### STATED TASK
Lift out each line of the data that holds "ninvestasi".

◆ ◆ ◆ ◆ ◆ ◆ ◆

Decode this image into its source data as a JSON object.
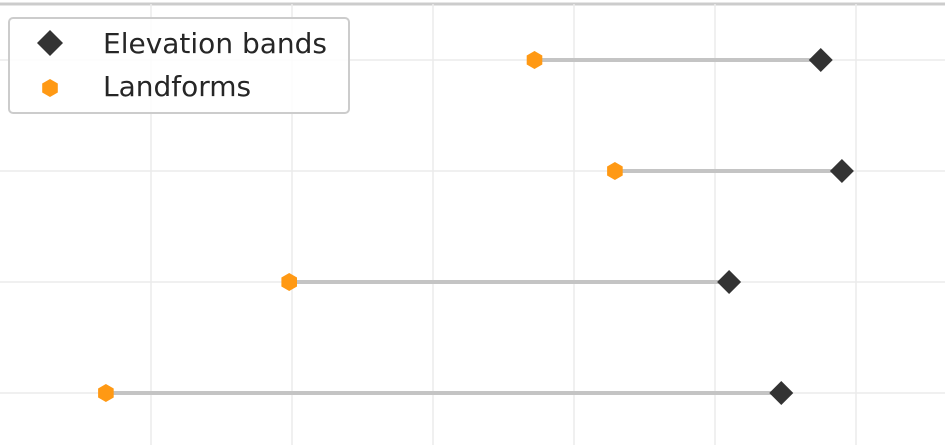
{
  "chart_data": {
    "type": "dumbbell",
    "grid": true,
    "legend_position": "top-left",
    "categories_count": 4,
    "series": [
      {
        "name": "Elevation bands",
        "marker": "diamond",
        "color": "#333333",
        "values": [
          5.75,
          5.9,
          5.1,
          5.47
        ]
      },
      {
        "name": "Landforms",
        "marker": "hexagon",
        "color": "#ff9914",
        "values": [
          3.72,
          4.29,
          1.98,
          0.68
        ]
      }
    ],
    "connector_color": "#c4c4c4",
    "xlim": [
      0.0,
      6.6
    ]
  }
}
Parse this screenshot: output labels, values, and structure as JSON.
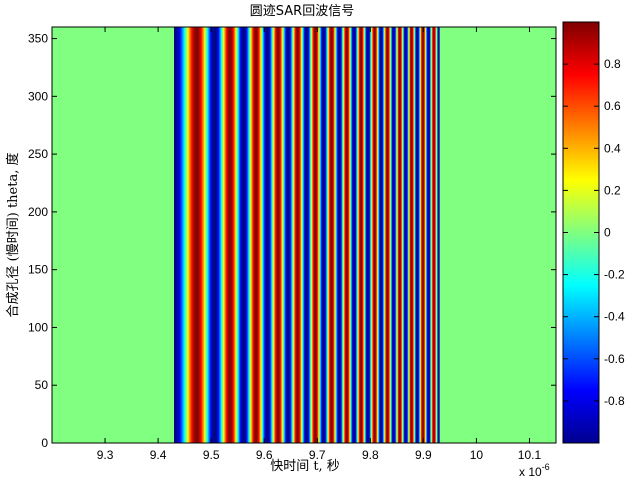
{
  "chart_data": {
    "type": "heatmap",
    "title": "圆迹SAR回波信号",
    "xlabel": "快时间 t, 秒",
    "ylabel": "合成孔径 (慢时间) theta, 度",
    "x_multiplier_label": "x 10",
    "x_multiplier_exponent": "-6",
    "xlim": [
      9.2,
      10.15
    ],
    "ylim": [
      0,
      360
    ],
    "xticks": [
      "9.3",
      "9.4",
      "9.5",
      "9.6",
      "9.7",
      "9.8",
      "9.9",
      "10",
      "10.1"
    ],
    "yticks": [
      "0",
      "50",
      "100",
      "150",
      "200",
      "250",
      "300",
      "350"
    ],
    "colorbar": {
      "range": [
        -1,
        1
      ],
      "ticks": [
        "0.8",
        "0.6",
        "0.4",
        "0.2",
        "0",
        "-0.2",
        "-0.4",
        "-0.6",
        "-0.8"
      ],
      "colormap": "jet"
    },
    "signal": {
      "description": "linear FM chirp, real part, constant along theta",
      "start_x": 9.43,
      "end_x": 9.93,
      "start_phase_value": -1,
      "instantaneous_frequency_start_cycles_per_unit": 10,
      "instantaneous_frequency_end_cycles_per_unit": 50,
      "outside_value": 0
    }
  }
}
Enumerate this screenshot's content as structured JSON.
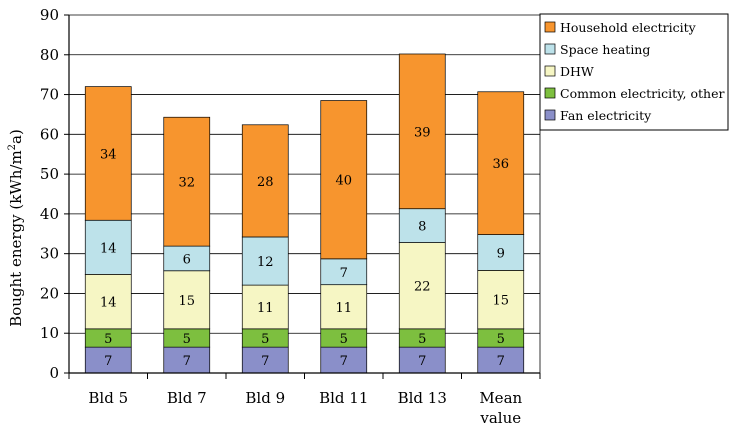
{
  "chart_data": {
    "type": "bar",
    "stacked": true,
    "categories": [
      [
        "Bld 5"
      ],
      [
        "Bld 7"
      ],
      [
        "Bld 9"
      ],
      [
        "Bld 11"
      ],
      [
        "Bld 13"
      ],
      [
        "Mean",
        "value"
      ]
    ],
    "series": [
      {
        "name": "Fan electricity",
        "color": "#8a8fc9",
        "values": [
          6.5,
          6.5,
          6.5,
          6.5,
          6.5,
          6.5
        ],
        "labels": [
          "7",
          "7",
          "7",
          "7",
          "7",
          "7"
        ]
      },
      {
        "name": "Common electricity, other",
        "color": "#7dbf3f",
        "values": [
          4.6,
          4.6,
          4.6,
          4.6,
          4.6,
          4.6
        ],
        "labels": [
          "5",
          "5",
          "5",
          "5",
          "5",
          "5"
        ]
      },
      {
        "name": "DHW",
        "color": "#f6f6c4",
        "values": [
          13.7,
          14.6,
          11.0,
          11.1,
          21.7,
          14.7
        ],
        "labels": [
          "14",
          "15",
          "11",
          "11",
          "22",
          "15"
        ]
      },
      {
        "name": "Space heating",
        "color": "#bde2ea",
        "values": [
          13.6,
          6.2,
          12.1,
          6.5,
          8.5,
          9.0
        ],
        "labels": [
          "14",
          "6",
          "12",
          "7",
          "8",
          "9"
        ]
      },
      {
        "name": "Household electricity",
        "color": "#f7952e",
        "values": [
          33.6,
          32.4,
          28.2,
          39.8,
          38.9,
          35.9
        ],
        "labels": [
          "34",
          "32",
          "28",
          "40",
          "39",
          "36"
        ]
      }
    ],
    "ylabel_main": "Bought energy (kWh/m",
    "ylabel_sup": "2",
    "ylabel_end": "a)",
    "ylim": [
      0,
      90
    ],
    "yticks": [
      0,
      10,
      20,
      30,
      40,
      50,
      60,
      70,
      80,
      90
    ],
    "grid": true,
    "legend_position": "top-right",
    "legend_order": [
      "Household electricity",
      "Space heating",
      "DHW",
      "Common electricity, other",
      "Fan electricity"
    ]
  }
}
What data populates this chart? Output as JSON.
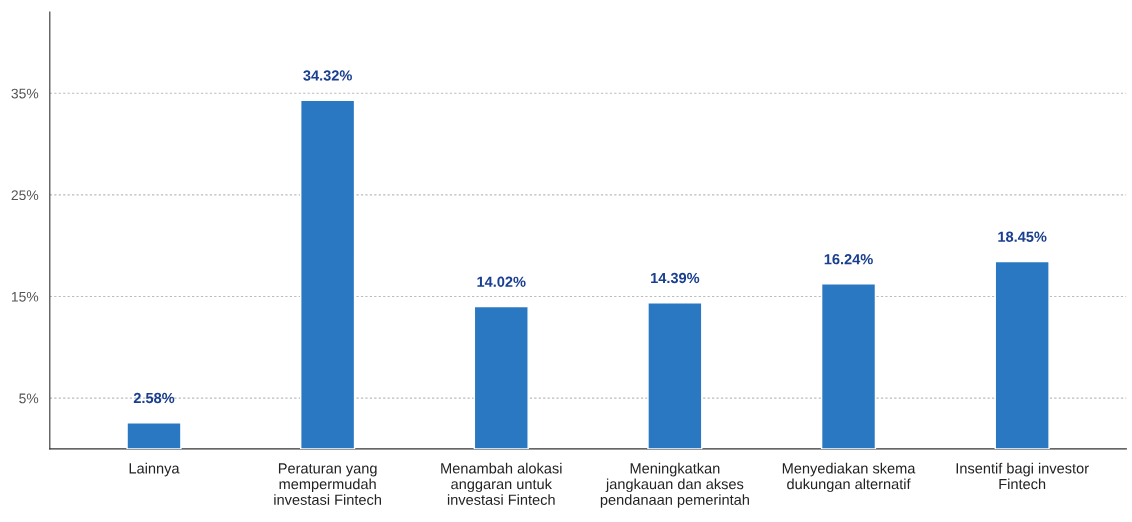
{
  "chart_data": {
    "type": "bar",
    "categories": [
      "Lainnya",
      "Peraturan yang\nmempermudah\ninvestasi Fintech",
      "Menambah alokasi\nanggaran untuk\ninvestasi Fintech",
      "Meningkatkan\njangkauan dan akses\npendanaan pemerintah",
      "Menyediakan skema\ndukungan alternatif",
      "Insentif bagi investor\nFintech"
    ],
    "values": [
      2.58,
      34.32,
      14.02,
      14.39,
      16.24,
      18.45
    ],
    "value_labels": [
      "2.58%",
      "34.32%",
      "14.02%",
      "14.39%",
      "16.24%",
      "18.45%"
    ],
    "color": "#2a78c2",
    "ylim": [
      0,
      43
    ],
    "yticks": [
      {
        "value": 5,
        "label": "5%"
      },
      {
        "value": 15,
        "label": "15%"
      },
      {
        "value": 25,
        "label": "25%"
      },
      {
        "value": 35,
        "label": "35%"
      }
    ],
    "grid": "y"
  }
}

◆ ◆ ◆ ◆ ◆ ◆ ◆

### COMPLETE RESPONSE
      "Peraturan yang\nmempermudah\ninvestasi Fintech",
      "Menambah alokasi\nanggaran untuk\ninvestasi Fintech",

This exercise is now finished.